─── Material for the task ───

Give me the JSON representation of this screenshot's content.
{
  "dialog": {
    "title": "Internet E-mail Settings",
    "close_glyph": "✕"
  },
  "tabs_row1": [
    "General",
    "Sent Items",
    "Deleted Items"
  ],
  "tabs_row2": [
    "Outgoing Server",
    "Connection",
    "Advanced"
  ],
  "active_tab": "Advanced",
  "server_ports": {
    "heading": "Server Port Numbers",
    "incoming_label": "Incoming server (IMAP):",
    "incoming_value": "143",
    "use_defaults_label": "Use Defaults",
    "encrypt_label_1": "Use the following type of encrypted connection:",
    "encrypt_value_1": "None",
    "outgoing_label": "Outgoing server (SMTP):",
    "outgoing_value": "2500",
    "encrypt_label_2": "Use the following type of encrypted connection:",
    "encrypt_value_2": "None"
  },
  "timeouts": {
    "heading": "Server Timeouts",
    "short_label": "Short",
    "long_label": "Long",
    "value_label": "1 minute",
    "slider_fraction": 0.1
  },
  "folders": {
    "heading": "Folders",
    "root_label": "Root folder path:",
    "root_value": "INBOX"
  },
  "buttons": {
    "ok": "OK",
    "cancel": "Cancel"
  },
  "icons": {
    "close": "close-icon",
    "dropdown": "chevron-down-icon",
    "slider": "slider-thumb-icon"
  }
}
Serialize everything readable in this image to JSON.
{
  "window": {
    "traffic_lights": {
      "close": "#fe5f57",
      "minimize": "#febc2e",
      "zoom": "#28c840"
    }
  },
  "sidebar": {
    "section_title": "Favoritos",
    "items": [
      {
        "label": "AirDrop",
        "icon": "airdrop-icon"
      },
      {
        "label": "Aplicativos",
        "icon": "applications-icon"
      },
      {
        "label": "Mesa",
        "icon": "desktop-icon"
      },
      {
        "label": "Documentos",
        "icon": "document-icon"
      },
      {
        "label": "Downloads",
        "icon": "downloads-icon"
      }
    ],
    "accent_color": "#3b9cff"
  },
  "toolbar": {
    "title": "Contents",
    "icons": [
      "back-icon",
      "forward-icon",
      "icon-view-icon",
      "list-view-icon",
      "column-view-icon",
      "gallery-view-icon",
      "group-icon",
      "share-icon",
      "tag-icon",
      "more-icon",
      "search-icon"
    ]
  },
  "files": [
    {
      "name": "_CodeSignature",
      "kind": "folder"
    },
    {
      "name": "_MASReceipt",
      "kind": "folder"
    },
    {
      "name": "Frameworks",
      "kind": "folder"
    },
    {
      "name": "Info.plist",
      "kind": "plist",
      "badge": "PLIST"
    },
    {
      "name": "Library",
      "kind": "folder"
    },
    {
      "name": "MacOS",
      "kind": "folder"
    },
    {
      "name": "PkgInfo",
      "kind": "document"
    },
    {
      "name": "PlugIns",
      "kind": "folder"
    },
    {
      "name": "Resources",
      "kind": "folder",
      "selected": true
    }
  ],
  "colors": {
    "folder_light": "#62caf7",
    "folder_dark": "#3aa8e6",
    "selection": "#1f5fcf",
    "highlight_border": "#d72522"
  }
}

───

→ **What the task requires**
Write out the entire listing exactly.

→ **Finished task**
Give me the JSON representation of this screenshot's content.
{
  "dialog": {
    "title": "Internet E-mail Settings",
    "close_glyph": "✕"
  },
  "tabs_row1": [
    "General",
    "Sent Items",
    "Deleted Items"
  ],
  "tabs_row2": [
    "Outgoing Server",
    "Connection",
    "Advanced"
  ],
  "active_tab": "Advanced",
  "server_ports": {
    "heading": "Server Port Numbers",
    "incoming_label": "Incoming server (IMAP):",
    "incoming_value": "143",
    "use_defaults_label": "Use Defaults",
    "encrypt_label_1": "Use the following type of encrypted connection:",
    "encrypt_value_1": "None",
    "outgoing_label": "Outgoing server (SMTP):",
    "outgoing_value": "2500",
    "encrypt_label_2": "Use the following type of encrypted connection:",
    "encrypt_value_2": "None"
  },
  "timeouts": {
    "heading": "Server Timeouts",
    "short_label": "Short",
    "long_label": "Long",
    "value_label": "1 minute",
    "slider_fraction": 0.1
  },
  "folders": {
    "heading": "Folders",
    "root_label": "Root folder path:",
    "root_value": "INBOX"
  },
  "buttons": {
    "ok": "OK",
    "cancel": "Cancel"
  },
  "icons": {
    "close": "close-icon",
    "dropdown": "chevron-down-icon",
    "slider": "slider-thumb-icon"
  }
}
Serialize everything readable in this image to JSON.
{
  "window": {
    "traffic_lights": {
      "close": "#fe5f57",
      "minimize": "#febc2e",
      "zoom": "#28c840"
    }
  },
  "sidebar": {
    "section_title": "Favoritos",
    "items": [
      {
        "label": "AirDrop",
        "icon": "airdrop-icon"
      },
      {
        "label": "Aplicativos",
        "icon": "applications-icon"
      },
      {
        "label": "Mesa",
        "icon": "desktop-icon"
      },
      {
        "label": "Documentos",
        "icon": "document-icon"
      },
      {
        "label": "Downloads",
        "icon": "downloads-icon"
      }
    ],
    "accent_color": "#3b9cff"
  },
  "toolbar": {
    "title": "Contents",
    "icons": [
      "back-icon",
      "forward-icon",
      "icon-view-icon",
      "list-view-icon",
      "column-view-icon",
      "gallery-view-icon",
      "group-icon",
      "share-icon",
      "tag-icon",
      "more-icon",
      "search-icon"
    ]
  },
  "files": [
    {
      "name": "_CodeSignature",
      "kind": "folder"
    },
    {
      "name": "_MASReceipt",
      "kind": "folder"
    },
    {
      "name": "Frameworks",
      "kind": "folder"
    },
    {
      "name": "Info.plist",
      "kind": "plist",
      "badge": "PLIST"
    },
    {
      "name": "Library",
      "kind": "folder"
    },
    {
      "name": "MacOS",
      "kind": "folder"
    },
    {
      "name": "PkgInfo",
      "kind": "document"
    },
    {
      "name": "PlugIns",
      "kind": "folder"
    },
    {
      "name": "Resources",
      "kind": "folder",
      "selected": true
    }
  ],
  "colors": {
    "folder_light": "#62caf7",
    "folder_dark": "#3aa8e6",
    "selection": "#1f5fcf",
    "highlight_border": "#d72522"
  }
}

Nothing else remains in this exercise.